Фрагмент документа —
━━━━━━━━
Собственно говоря, дело было не в отношении к старообрядцам как таковым, а в государственном статусе Православной Церкви. Этот мотив и стоял за выступлениями депутатов, возражавших против расширения прав старообрядческих общин. Даже выступавшие по этому вопросу клирики отмечали, что свобода исповедания, богомоления и свобода проповеди
Обсуждение показало, что все депутаты, принимавшие участие в рассмотрении вопроса о старообрядческих общинах, неизбежно приходили к обсуждению правового положения Православной Церкви, взаимно увязывая оба вопроса. Точно также поступил и считавшийся «левым» лидер кадетов П. Н. Милюков, целиком поддержавший законопроект думской комиссии. Полагая, что не стоит подкреплять Церковь «дополнительными подпорками», Милюков договорился до того, что назвал ее «пустым местом», призвав к отказу от монополии «оказательства веры»[734]
. Но подобный призыв не встретил сочувствия у большинства депутатов, особенно депутатов-клириков. Их мнение подытожил епископ Евлогий, предложивший от их имени внести в законопроект ряд изменений.Во-первых, разрешить старообрядцам проповедование только в своей среде.
Во-вторых, в виду неопределенности термина «старообрядчество» православное духовенство высказывалось за разрешительный, а не явочный порядок открытия старообрядческих общин.
━━━━━━━━
Записи макета
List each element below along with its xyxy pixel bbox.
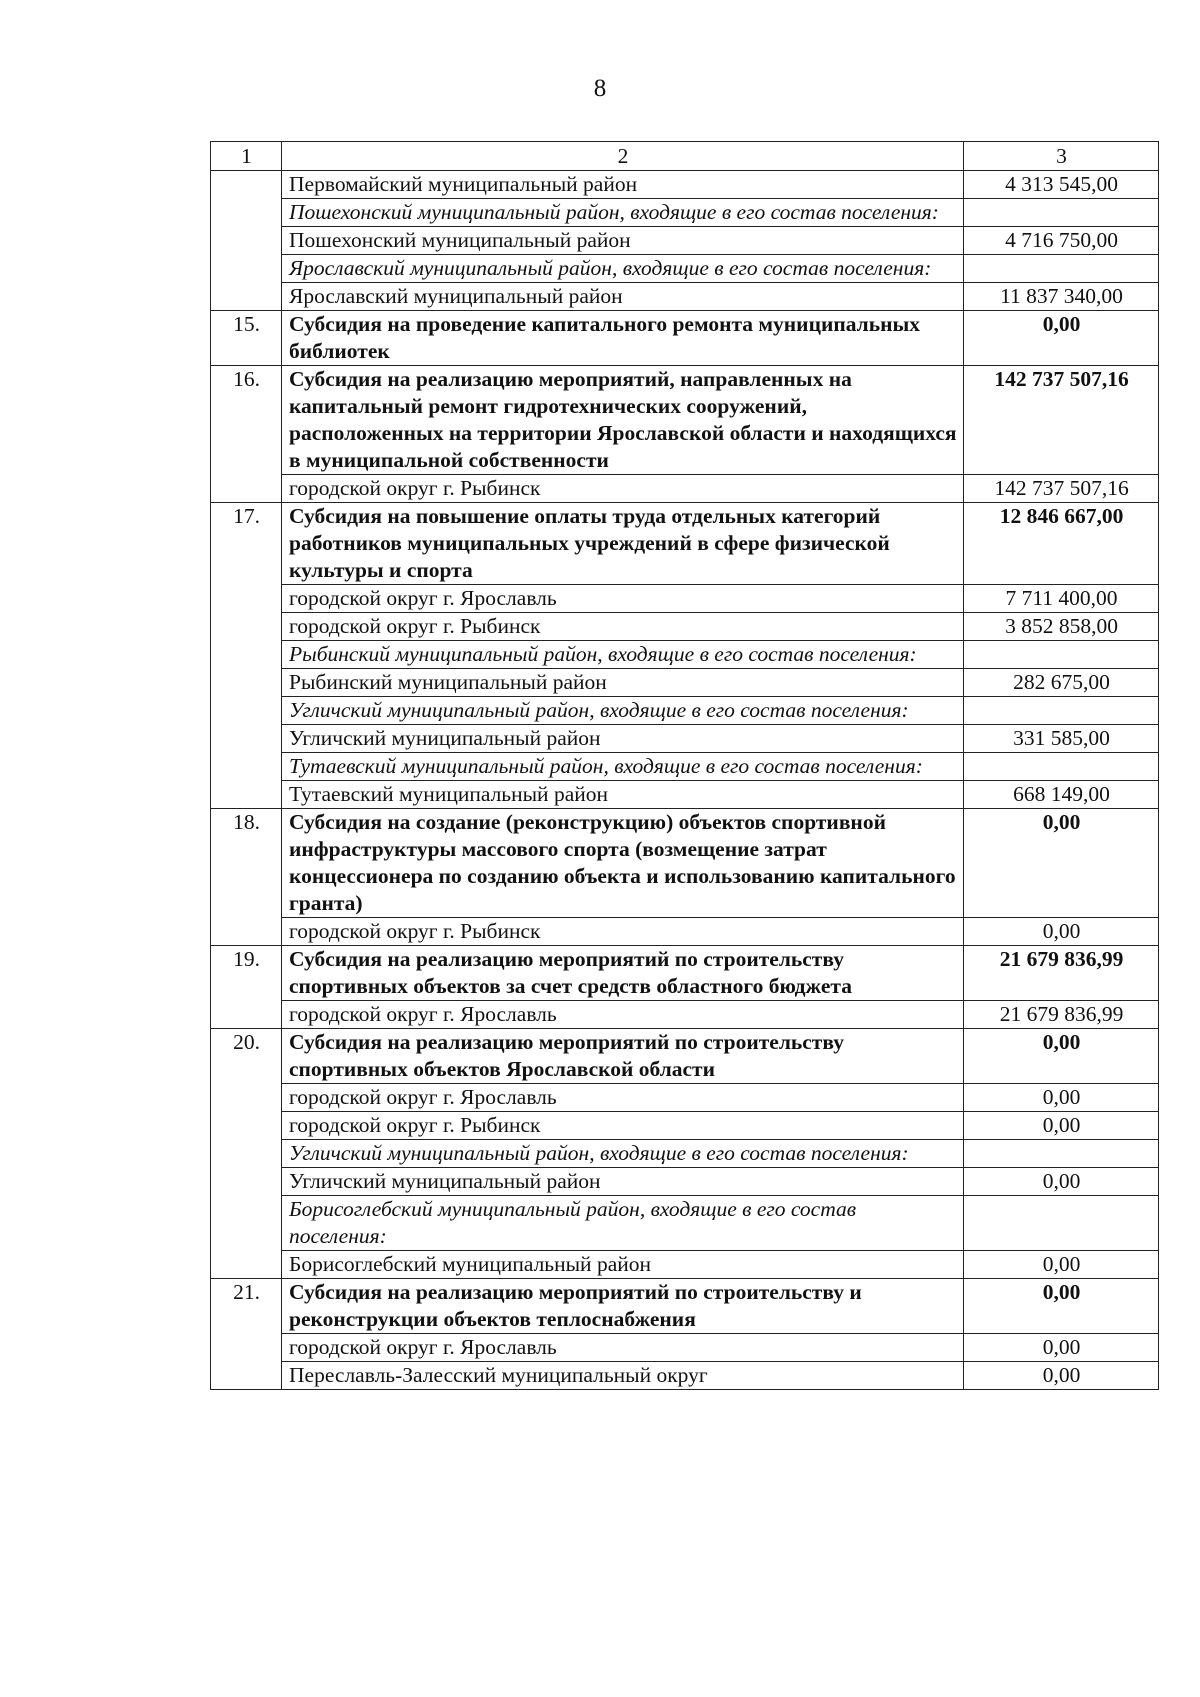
amount-cell: 0,00	[964, 1168, 1159, 1196]
amount-cell: 0,00	[964, 1334, 1159, 1362]
district-group-row	[211, 1140, 1159, 1168]
column-header-name: 2	[282, 142, 964, 171]
recipient-row	[211, 1334, 1159, 1362]
item-name-cell: городской округ г. Рыбинск	[282, 1112, 964, 1140]
amount-cell: 331 585,00	[964, 725, 1159, 753]
item-name-cell: Ярославский муниципальный район	[282, 283, 964, 311]
item-name-cell: городской округ г. Ярославль	[282, 585, 964, 613]
row-number-cell: 19.	[211, 946, 282, 1029]
recipient-row	[211, 669, 1159, 697]
recipient-row	[211, 1168, 1159, 1196]
amount-cell	[964, 1140, 1159, 1168]
district-group-row	[211, 255, 1159, 283]
district-group-row	[211, 753, 1159, 781]
amount-cell: 3 852 858,00	[964, 613, 1159, 641]
amount-cell: 21 679 836,99	[964, 946, 1159, 1001]
recipient-row	[211, 585, 1159, 613]
item-name-cell: Субсидия на создание (реконструкцию) объектов спортивной инфраструктуры массового спорта (возмещение затрат концессионера по созданию объекта и использованию капитального гранта)	[282, 809, 964, 918]
amount-cell: 4 716 750,00	[964, 227, 1159, 255]
amount-cell: 11 837 340,00	[964, 283, 1159, 311]
row-number-cell: 21.	[211, 1279, 282, 1390]
item-name-cell: Первомайский муниципальный район	[282, 171, 964, 199]
column-header-amount: 3	[964, 142, 1159, 171]
item-name-cell: Пошехонский муниципальный район, входящие в его состав поселения:	[282, 199, 964, 227]
recipient-row	[211, 1112, 1159, 1140]
amount-cell	[964, 753, 1159, 781]
row-number-cell: 15.	[211, 311, 282, 366]
subsidy-heading-row	[211, 366, 1159, 475]
table-header-row	[211, 142, 1159, 171]
recipient-row	[211, 918, 1159, 946]
subsidy-heading-row	[211, 311, 1159, 366]
item-name-cell: городской округ г. Рыбинск	[282, 613, 964, 641]
column-header-number: 1	[211, 142, 282, 171]
amount-cell	[964, 697, 1159, 725]
district-group-row	[211, 1196, 1159, 1251]
amount-cell: 0,00	[964, 918, 1159, 946]
item-name-cell: городской округ г. Рыбинск	[282, 918, 964, 946]
page-number: 8	[593, 75, 607, 102]
recipient-row	[211, 171, 1159, 199]
item-name-cell: Рыбинский муниципальный район, входящие в его состав поселения:	[282, 641, 964, 669]
item-name-cell: Субсидия на проведение капитального ремонта муниципальных библиотек	[282, 311, 964, 366]
item-name-cell: Пошехонский муниципальный район	[282, 227, 964, 255]
subsidy-heading-row	[211, 1279, 1159, 1334]
row-number-cell: 16.	[211, 366, 282, 503]
amount-cell	[964, 641, 1159, 669]
recipient-row	[211, 725, 1159, 753]
item-name-cell: Субсидия на реализацию мероприятий по строительству спортивных объектов за счет средств областного бюджета	[282, 946, 964, 1001]
item-name-cell: Угличский муниципальный район, входящие в его состав поселения:	[282, 1140, 964, 1168]
recipient-row	[211, 1251, 1159, 1279]
subsidy-heading-row	[211, 946, 1159, 1001]
amount-cell: 0,00	[964, 1251, 1159, 1279]
amount-cell: 21 679 836,99	[964, 1001, 1159, 1029]
item-name-cell: Борисоглебский муниципальный район	[282, 1251, 964, 1279]
row-number-cell	[211, 171, 282, 311]
item-name-cell: городской округ г. Рыбинск	[282, 475, 964, 503]
amount-cell: 0,00	[964, 311, 1159, 366]
recipient-row	[211, 1084, 1159, 1112]
table-body	[211, 142, 1159, 1390]
item-name-cell: Тутаевский муниципальный район, входящие в его состав поселения:	[282, 753, 964, 781]
amount-cell: 0,00	[964, 1362, 1159, 1390]
item-name-cell: Переславль-Залесский муниципальный округ	[282, 1362, 964, 1390]
item-name-cell: городской округ г. Ярославль	[282, 1001, 964, 1029]
subsidy-heading-row	[211, 1029, 1159, 1084]
item-name-cell: Угличский муниципальный район	[282, 1168, 964, 1196]
item-name-cell: Рыбинский муниципальный район	[282, 669, 964, 697]
item-name-cell: Ярославский муниципальный район, входящие в его состав поселения:	[282, 255, 964, 283]
item-name-cell: городской округ г. Ярославль	[282, 1084, 964, 1112]
item-name-cell: Угличский муниципальный район, входящие в его состав поселения:	[282, 697, 964, 725]
row-number-cell: 20.	[211, 1029, 282, 1279]
district-group-row	[211, 641, 1159, 669]
recipient-row	[211, 781, 1159, 809]
subsidy-heading-row	[211, 809, 1159, 918]
amount-cell	[964, 199, 1159, 227]
recipient-row	[211, 475, 1159, 503]
recipient-row	[211, 227, 1159, 255]
item-name-cell: Субсидия на реализацию мероприятий, направленных на капитальный ремонт гидротехнических сооружений, расположенных на территории Ярославской области и находящихся в муниципальной собственности	[282, 366, 964, 475]
amount-cell	[964, 1196, 1159, 1251]
item-name-cell: Субсидия на повышение оплаты труда отдельных категорий работников муниципальных учреждений в сфере физической культуры и спорта	[282, 503, 964, 585]
amount-cell: 142 737 507,16	[964, 475, 1159, 503]
item-name-cell: Тутаевский муниципальный район	[282, 781, 964, 809]
district-group-row	[211, 697, 1159, 725]
amount-cell: 668 149,00	[964, 781, 1159, 809]
recipient-row	[211, 613, 1159, 641]
item-name-cell: Субсидия на реализацию мероприятий по строительству и реконструкции объектов теплоснабжения	[282, 1279, 964, 1334]
row-number-cell: 18.	[211, 809, 282, 946]
amount-cell: 0,00	[964, 809, 1159, 918]
item-name-cell: Борисоглебский муниципальный район, входящие в его состав поселения:	[282, 1196, 964, 1251]
amount-cell	[964, 255, 1159, 283]
amount-cell: 0,00	[964, 1029, 1159, 1084]
recipient-row	[211, 283, 1159, 311]
item-name-cell: городской округ г. Ярославль	[282, 1334, 964, 1362]
amount-cell: 0,00	[964, 1084, 1159, 1112]
subsidy-distribution-table	[210, 141, 1159, 1390]
amount-cell: 0,00	[964, 1112, 1159, 1140]
recipient-row	[211, 1001, 1159, 1029]
subsidy-heading-row	[211, 503, 1159, 585]
amount-cell: 7 711 400,00	[964, 585, 1159, 613]
amount-cell: 142 737 507,16	[964, 366, 1159, 475]
amount-cell: 4 313 545,00	[964, 171, 1159, 199]
row-number-cell: 17.	[211, 503, 282, 809]
item-name-cell: Угличский муниципальный район	[282, 725, 964, 753]
item-name-cell: Субсидия на реализацию мероприятий по строительству спортивных объектов Ярославской области	[282, 1029, 964, 1084]
recipient-row	[211, 1362, 1159, 1390]
amount-cell: 0,00	[964, 1279, 1159, 1334]
district-group-row	[211, 199, 1159, 227]
amount-cell: 12 846 667,00	[964, 503, 1159, 585]
amount-cell: 282 675,00	[964, 669, 1159, 697]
━━━━━━━━
Задания —
(1) Кто, согласно тексту о старообрядческих общинах, подытожил мнение депутатов-клириков?
(2) Перепечатайте из текста о старообрядческих общинах отрывок от слов «Во-вторых, в виду» до слов «открытия старообрядческих общин.» включительно.
Эти строки представляют собой отдельный материал.

Ответы —
(1) Епископ Евлогий.

(2)
Во-вторых, в виду неопределенности термина «старообрядчество» православное духовенство высказывалось за разрешительный, а не явочный порядок открытия старообрядческих общин.